<<<<

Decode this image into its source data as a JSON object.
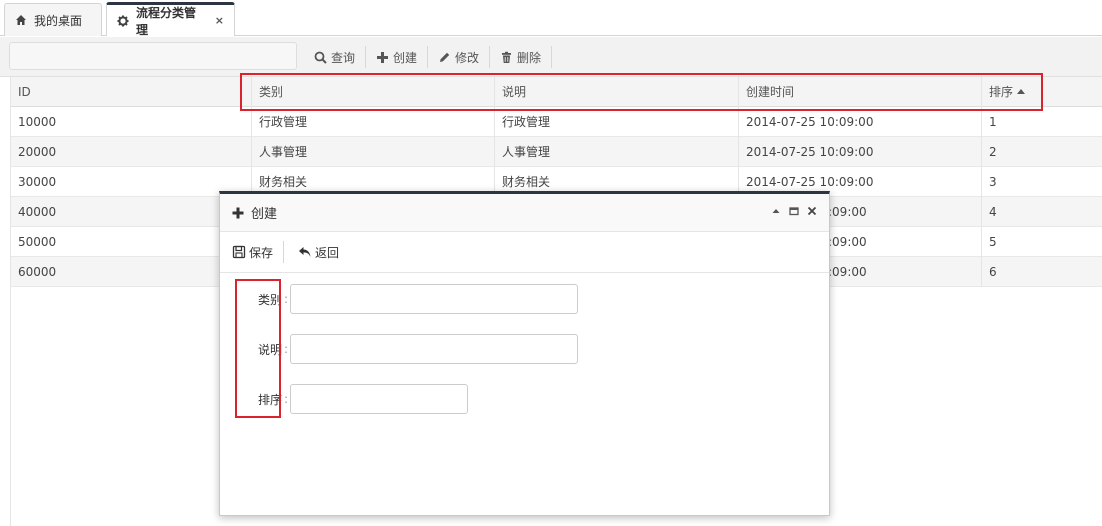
{
  "tabs": [
    {
      "label": "我的桌面",
      "icon": "home-icon",
      "active": false
    },
    {
      "label": "流程分类管理",
      "icon": "gear-icon",
      "active": true,
      "close": "×"
    }
  ],
  "toolbar": {
    "search_placeholder": "",
    "buttons": [
      {
        "label": "查询",
        "icon": "search-icon"
      },
      {
        "label": "创建",
        "icon": "plus-icon"
      },
      {
        "label": "修改",
        "icon": "pencil-icon"
      },
      {
        "label": "删除",
        "icon": "trash-icon"
      }
    ]
  },
  "grid": {
    "columns": [
      "ID",
      "类别",
      "说明",
      "创建时间",
      "排序"
    ],
    "sort_column": "排序",
    "rows": [
      [
        "10000",
        "行政管理",
        "行政管理",
        "2014-07-25 10:09:00",
        "1"
      ],
      [
        "20000",
        "人事管理",
        "人事管理",
        "2014-07-25 10:09:00",
        "2"
      ],
      [
        "30000",
        "财务相关",
        "财务相关",
        "2014-07-25 10:09:00",
        "3"
      ],
      [
        "40000",
        "",
        "",
        ":09:00",
        "4"
      ],
      [
        "50000",
        "",
        "",
        ":09:00",
        "5"
      ],
      [
        "60000",
        "",
        "",
        ":09:00",
        "6"
      ]
    ]
  },
  "modal": {
    "title": "创建",
    "title_icon": "plus-icon",
    "tools": [
      {
        "label": "保存",
        "icon": "save-icon"
      },
      {
        "label": "返回",
        "icon": "back-icon"
      }
    ],
    "fields": [
      {
        "label": "类别",
        "value": ""
      },
      {
        "label": "说明",
        "value": ""
      },
      {
        "label": "排序",
        "value": ""
      }
    ],
    "label_colon": ":"
  },
  "colors": {
    "highlight": "#d9232d",
    "accent_dark": "#2b3640"
  }
}
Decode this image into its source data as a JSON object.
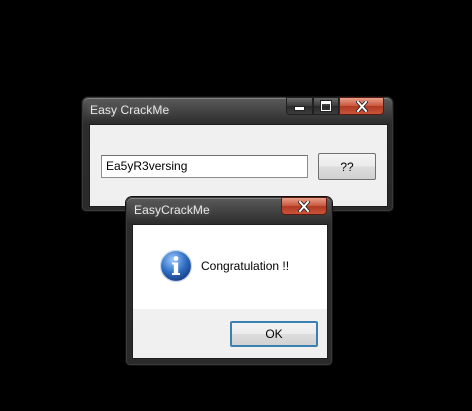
{
  "main_window": {
    "title": "Easy CrackMe",
    "input_value": "Ea5yR3versing",
    "check_button": "??"
  },
  "dialog": {
    "title": "EasyCrackMe",
    "message": "Congratulation !!",
    "ok_button": "OK"
  },
  "icons": {
    "minimize": "minimize-icon",
    "maximize": "maximize-icon",
    "close": "close-icon",
    "info": "info-icon"
  },
  "colors": {
    "desktop": "#000000",
    "dialog_client": "#ffffff",
    "dialog_footer": "#f0f0f0",
    "close_button": "#c8553b",
    "info_icon": "#2f6fc4"
  }
}
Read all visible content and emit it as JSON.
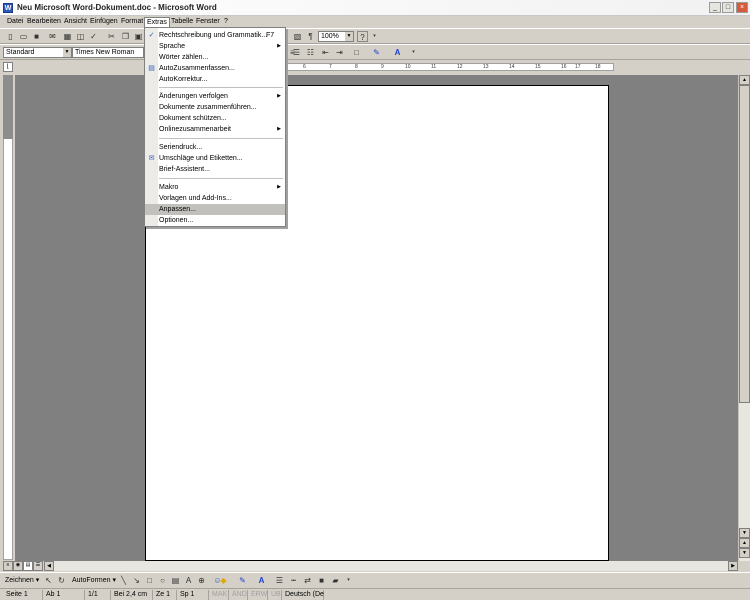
{
  "window": {
    "title": "Neu Microsoft Word-Dokument.doc - Microsoft Word",
    "app_icon": "W",
    "buttons": {
      "minimize": "_",
      "maximize": "□",
      "close": "×"
    }
  },
  "menubar": [
    "Datei",
    "Bearbeiten",
    "Ansicht",
    "Einfügen",
    "Format",
    "Extras",
    "Tabelle",
    "Fenster",
    "?"
  ],
  "formatting": {
    "style": "Standard",
    "font": "Times New Roman",
    "zoom": "100%",
    "paragraph_mark": "¶",
    "help": "?"
  },
  "ruler_numbers": [
    "1",
    "2",
    "3",
    "4",
    "5",
    "6",
    "7",
    "8",
    "9",
    "10",
    "11",
    "12",
    "13",
    "14",
    "15",
    "16",
    "17",
    "18"
  ],
  "extras_menu": {
    "items": [
      {
        "label": "Rechtschreibung und Grammatik...",
        "shortcut": "F7",
        "icon": "spellcheck-icon",
        "glyph": "✓"
      },
      {
        "label": "Sprache",
        "submenu": true
      },
      {
        "label": "Wörter zählen..."
      },
      {
        "label": "AutoZusammenfassen...",
        "icon": "autosummary-icon",
        "glyph": "▤"
      },
      {
        "label": "AutoKorrektur..."
      },
      {
        "label": "Änderungen verfolgen",
        "submenu": true
      },
      {
        "label": "Dokumente zusammenführen..."
      },
      {
        "label": "Dokument schützen..."
      },
      {
        "label": "Onlinezusammenarbeit",
        "submenu": true
      },
      {
        "label": "Seriendruck..."
      },
      {
        "label": "Umschläge und Etiketten...",
        "icon": "envelope-icon",
        "glyph": "✉"
      },
      {
        "label": "Brief-Assistent..."
      },
      {
        "label": "Makro",
        "submenu": true
      },
      {
        "label": "Vorlagen und Add-Ins..."
      },
      {
        "label": "Anpassen...",
        "highlighted": true
      },
      {
        "label": "Optionen..."
      }
    ]
  },
  "drawing_toolbar": {
    "draw_menu": "Zeichnen",
    "autoshapes": "AutoFormen"
  },
  "statusbar": {
    "page": "Seite 1",
    "section": "Ab 1",
    "pages": "1/1",
    "position": "Bei 2,4 cm",
    "line": "Ze 1",
    "column": "Sp 1",
    "mak": "MAK",
    "aend": "ÄND",
    "erw": "ERW",
    "ue": "ÜB",
    "language": "Deutsch (De"
  },
  "colors": {
    "accent_blue": "#2b5cb8",
    "workarea": "#808080",
    "chrome": "#d4d0c8"
  }
}
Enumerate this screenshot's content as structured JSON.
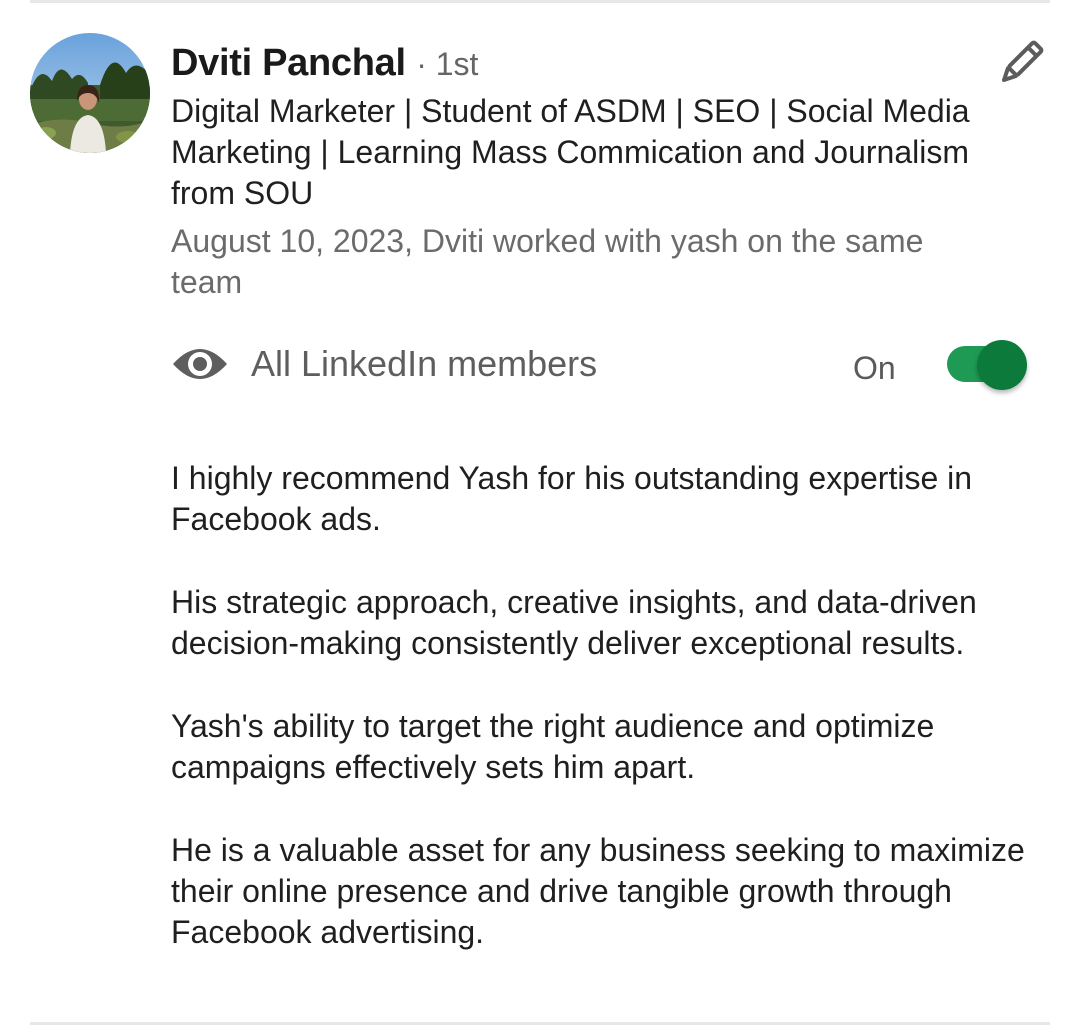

>>>>

### Written problem:
From the entries above, list each line with "JSON" in it.

### Full answer:
Decode this image into its source data as a JSON object.
Decode this image into its source data as a JSON object.
Read all visible content and emit it as JSON.
Enumerate this screenshot's content as structured JSON.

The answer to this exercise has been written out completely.